● **What is expected**
List each line holding the string "your".

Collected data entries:
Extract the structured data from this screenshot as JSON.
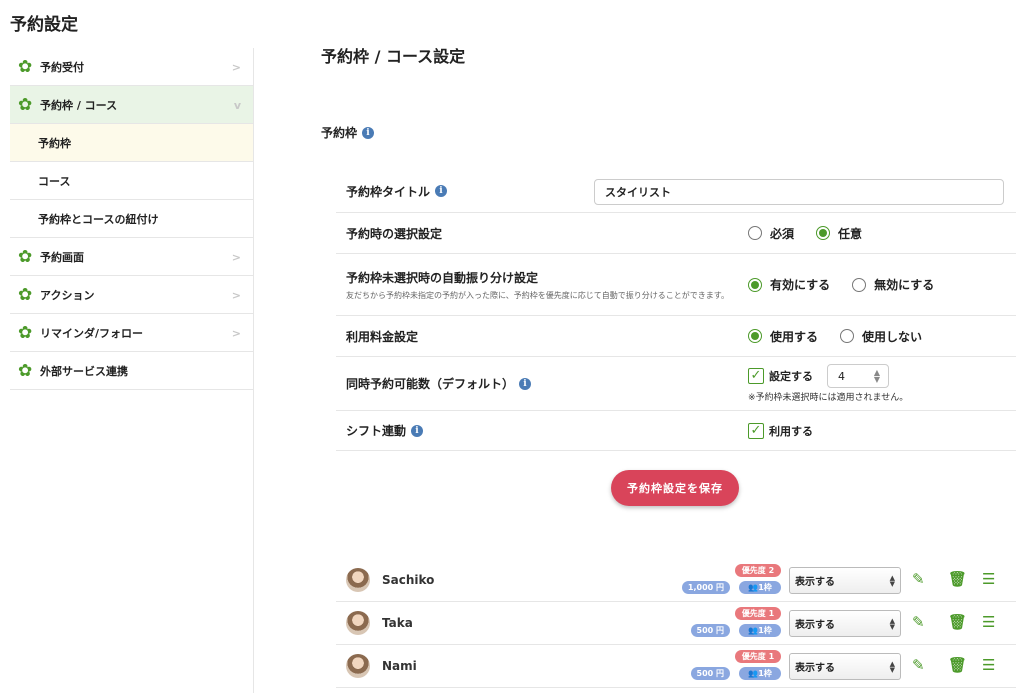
{
  "page_title": "予約設定",
  "sidebar": {
    "items": [
      {
        "label": "予約受付"
      },
      {
        "label": "予約枠 / コース"
      },
      {
        "label": "予約枠"
      },
      {
        "label": "コース"
      },
      {
        "label": "予約枠とコースの紐付け"
      },
      {
        "label": "予約画面"
      },
      {
        "label": "アクション"
      },
      {
        "label": "リマインダ/フォロー"
      },
      {
        "label": "外部サービス連携"
      }
    ]
  },
  "main": {
    "title": "予約枠 / コース設定",
    "section_title": "予約枠",
    "rows": {
      "title": {
        "label": "予約枠タイトル",
        "value": "スタイリスト"
      },
      "selection": {
        "label": "予約時の選択設定",
        "options": [
          "必須",
          "任意"
        ],
        "selected": "任意"
      },
      "auto": {
        "label": "予約枠未選択時の自動振り分け設定",
        "desc": "友だちから予約枠未指定の予約が入った際に、予約枠を優先度に応じて自動で振り分けることができます。",
        "options": [
          "有効にする",
          "無効にする"
        ],
        "selected": "有効にする"
      },
      "fee": {
        "label": "利用料金設定",
        "options": [
          "使用する",
          "使用しない"
        ],
        "selected": "使用する"
      },
      "concurrent": {
        "label": "同時予約可能数（デフォルト）",
        "check_label": "設定する",
        "value": "4",
        "note": "※予約枠未選択時には適用されません。"
      },
      "shift": {
        "label": "シフト連動",
        "check_label": "利用する"
      }
    },
    "save_label": "予約枠設定を保存"
  },
  "frames": [
    {
      "name": "Sachiko",
      "priority": "優先度 2",
      "price": "1,000 円",
      "count": "1枠",
      "visibility": "表示する"
    },
    {
      "name": "Taka",
      "priority": "優先度 1",
      "price": "500 円",
      "count": "1枠",
      "visibility": "表示する"
    },
    {
      "name": "Nami",
      "priority": "優先度 1",
      "price": "500 円",
      "count": "1枠",
      "visibility": "表示する"
    }
  ],
  "colors": {
    "accent": "#4c9a2a",
    "save": "#d9445a",
    "priority_badge": "#e9787c",
    "info_badge": "#8aa7e0"
  },
  "icons": {
    "gear": "gear-icon",
    "info": "info-icon",
    "edit": "edit-icon",
    "trash": "trash-icon",
    "menu": "drag-handle-icon"
  }
}
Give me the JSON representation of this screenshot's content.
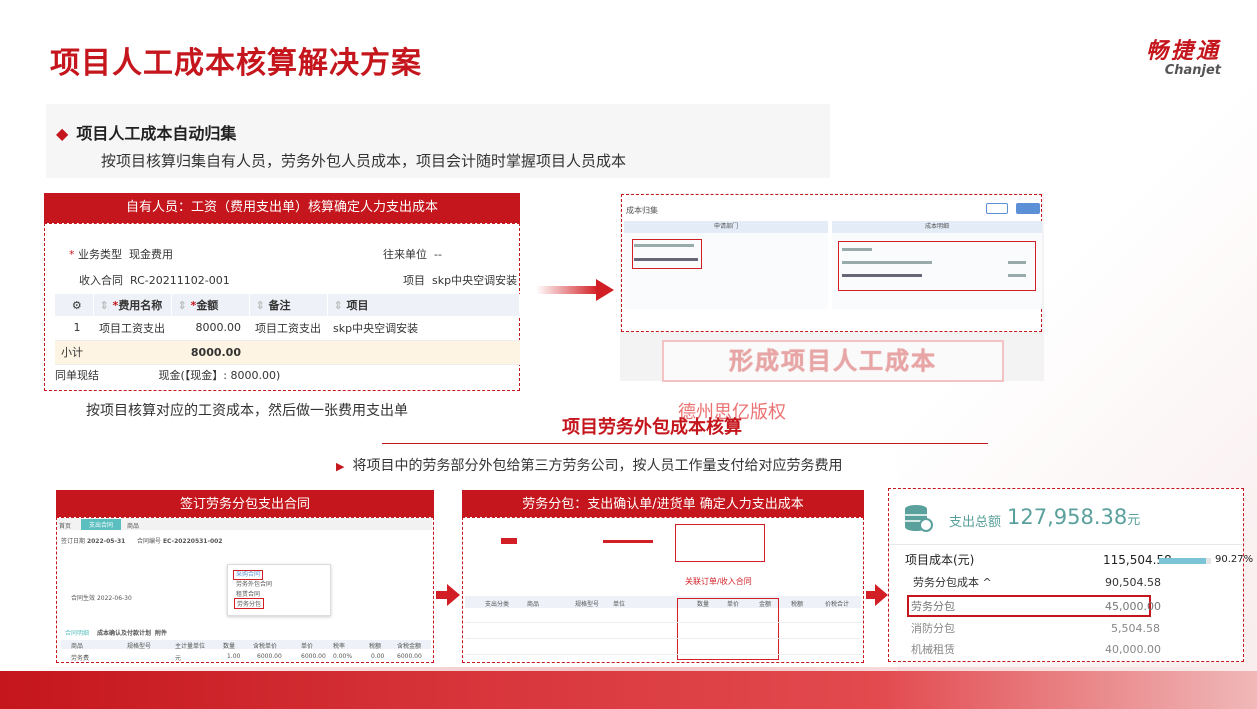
{
  "title": "项目人工成本核算解决方案",
  "logo": {
    "cn": "畅捷通",
    "en": "Chanjet"
  },
  "section1": {
    "heading": "项目人工成本自动归集",
    "desc": "按项目核算归集自有人员，劳务外包人员成本，项目会计随时掌握项目人员成本"
  },
  "panel_salary": {
    "header": "自有人员：工资（费用支出单）核算确定人力支出成本",
    "business_type_label": "业务类型",
    "business_type_value": "现金费用",
    "counterparty_label": "往来单位",
    "counterparty_value": "--",
    "contract_label": "收入合同",
    "contract_value": "RC-20211102-001",
    "project_label": "项目",
    "project_value": "skp中央空调安装",
    "columns": [
      "费用名称",
      "金额",
      "备注",
      "项目"
    ],
    "rows": [
      [
        "1",
        "项目工资支出",
        "8000.00",
        "项目工资支出",
        "skp中央空调安装"
      ]
    ],
    "subtotal_label": "小计",
    "subtotal_value": "8000.00",
    "settle_label": "同单现结",
    "settle_value": "现金(【现金】: 8000.00)"
  },
  "caption_salary": "按项目核算对应的工资成本，然后做一张费用支出单",
  "panel_cost": {
    "window_title": "成本归集",
    "col_left": "申请部门",
    "col_right": "成本明细",
    "stamp": "形成项目人工成本"
  },
  "watermark": "德州思亿版权",
  "section2": {
    "heading": "项目劳务外包成本核算",
    "desc": "将项目中的劳务部分外包给第三方劳务公司，按人员工作量支付给对应劳务费用"
  },
  "panel_contract": {
    "header": "签订劳务分包支出合同",
    "tabs": [
      "首页",
      "支出合同",
      "商品"
    ],
    "date_label": "签订日期",
    "date_value": "2022-05-31",
    "code_label": "合同编号",
    "code_value": "EC-20220531-002",
    "start_label": "合同生效",
    "start_value": "2022-06-30",
    "menu_items": [
      "采购合同",
      "劳务外包合同",
      "租赁合同",
      "劳务分包"
    ],
    "subtabs": [
      "合同明细",
      "成本确认及付款计划",
      "附件"
    ],
    "grid_cols": [
      "商品",
      "规格型号",
      "主计量单位",
      "数量",
      "含税单价",
      "单价",
      "税率",
      "税额",
      "含税金额"
    ],
    "grid_row": [
      "劳务费",
      "",
      "元",
      "1.00",
      "6000.00",
      "6000.00",
      "0.00%",
      "0.00",
      "6000.00"
    ]
  },
  "panel_confirm": {
    "header": "劳务分包：支出确认单/进货单 确定人力支出成本",
    "link_label": "关联订单/收入合同",
    "col_headers": [
      "支出分类",
      "商品",
      "规格型号",
      "单位",
      "数量",
      "单价",
      "金额",
      "税额",
      "价税合计"
    ]
  },
  "panel_total": {
    "total_label": "支出总额",
    "total_value": "127,958.38",
    "total_unit": "元",
    "lines": [
      {
        "label": "项目成本(元)",
        "value": "115,504.58",
        "pct": "90.27%"
      },
      {
        "label": "劳务分包成本 ^",
        "value": "90,504.58"
      },
      {
        "label": "劳务分包",
        "value": "45,000.00"
      },
      {
        "label": "消防分包",
        "value": "5,504.58"
      },
      {
        "label": "机械租赁",
        "value": "40,000.00"
      }
    ],
    "progress": 0.9027
  }
}
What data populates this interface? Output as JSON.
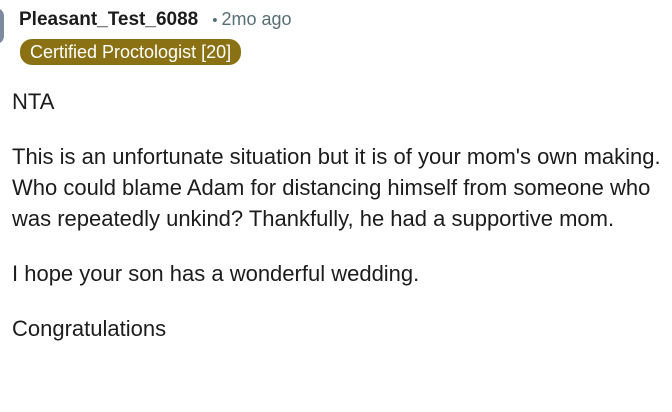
{
  "comment": {
    "username": "Pleasant_Test_6088",
    "separator": "•",
    "time": "2mo ago",
    "flair": "Certified Proctologist [20]",
    "paragraphs": [
      "NTA",
      "This is an unfortunate situation but it is of your mom's own making. Who could blame Adam for distancing himself from someone who was repeatedly unkind? Thankfully, he had a supportive mom.",
      "I hope your son has a wonderful wedding.",
      "Congratulations"
    ]
  },
  "colors": {
    "flair_background": "#8a7214",
    "flair_text": "#ffffff",
    "meta_text": "#576f76",
    "body_text": "#1c1c1c"
  }
}
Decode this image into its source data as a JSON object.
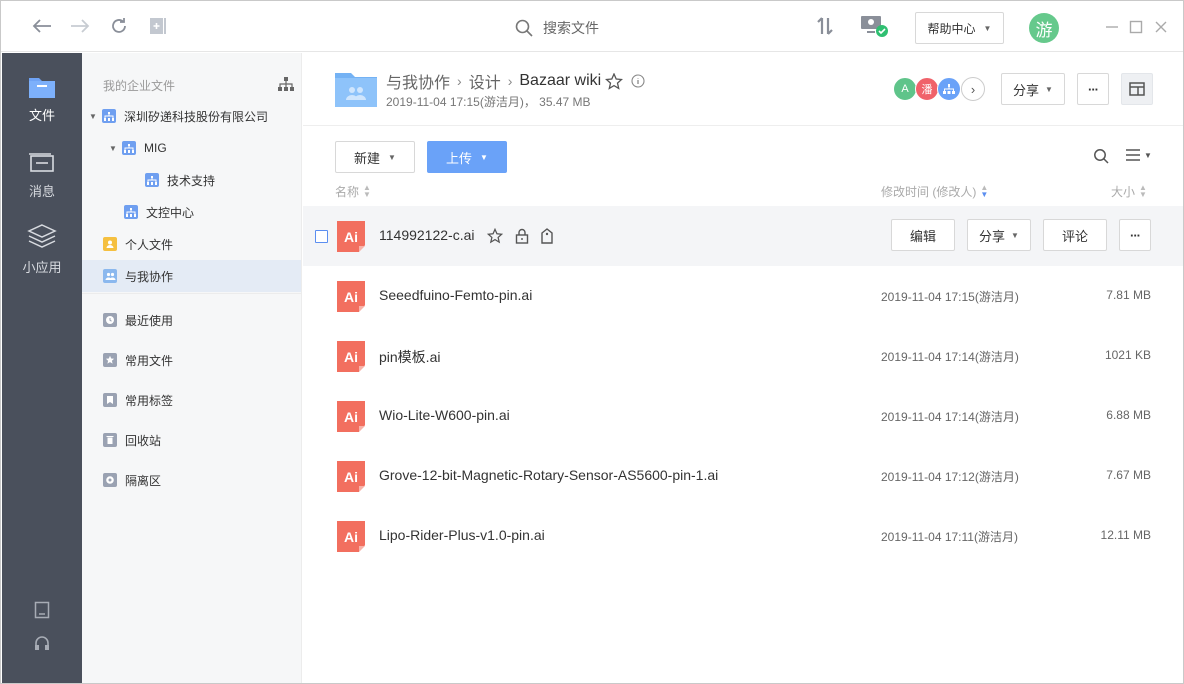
{
  "topbar": {
    "search_placeholder": "搜索文件",
    "help_label": "帮助中心",
    "user_initial": "游"
  },
  "rail": {
    "items": [
      {
        "label": "文件",
        "icon": "folder-icon"
      },
      {
        "label": "消息",
        "icon": "message-icon"
      },
      {
        "label": "小应用",
        "icon": "apps-icon"
      }
    ]
  },
  "tree": {
    "header": "我的企业文件",
    "company": "深圳矽递科技股份有限公司",
    "mig": "MIG",
    "tech_support": "技术支持",
    "doc_center": "文控中心",
    "personal": "个人文件",
    "shared": "与我协作",
    "recent": "最近使用",
    "frequent": "常用文件",
    "tags": "常用标签",
    "recycle": "回收站",
    "isolation": "隔离区"
  },
  "main": {
    "crumb_root": "与我协作",
    "crumb_mid": "设计",
    "crumb_current": "Bazaar wiki",
    "meta": "2019-11-04 17:15(游洁月)， 35.47 MB",
    "collaborators": [
      {
        "initial": "A",
        "color": "#5fc48a"
      },
      {
        "initial": "潘",
        "color": "#f0626a"
      }
    ],
    "share_label": "分享",
    "more_label": "···",
    "new_label": "新建",
    "upload_label": "上传",
    "col_name": "名称",
    "col_modified": "修改时间 (修改人)",
    "col_size": "大小",
    "row_edit": "编辑",
    "row_share": "分享",
    "row_comment": "评论",
    "files": [
      {
        "name": "114992122-c.ai",
        "date": "",
        "size": ""
      },
      {
        "name": "Seeedfuino-Femto-pin.ai",
        "date": "2019-11-04 17:15(游洁月)",
        "size": "7.81 MB"
      },
      {
        "name": "pin模板.ai",
        "date": "2019-11-04 17:14(游洁月)",
        "size": "1021 KB"
      },
      {
        "name": "Wio-Lite-W600-pin.ai",
        "date": "2019-11-04 17:14(游洁月)",
        "size": "6.88 MB"
      },
      {
        "name": "Grove-12-bit-Magnetic-Rotary-Sensor-AS5600-pin-1.ai",
        "date": "2019-11-04 17:12(游洁月)",
        "size": "7.67 MB"
      },
      {
        "name": "Lipo-Rider-Plus-v1.0-pin.ai",
        "date": "2019-11-04 17:11(游洁月)",
        "size": "12.11 MB"
      }
    ],
    "file_badge": "Ai"
  }
}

● **Result below**
      "This is an unfortunate situation but it is of your mom's own making. Who could blame Adam for distancing himself from someone who was repeatedly unkind? Thankfully, he had a supportive mom.",
      "I hope your son has a wonderful wedding.",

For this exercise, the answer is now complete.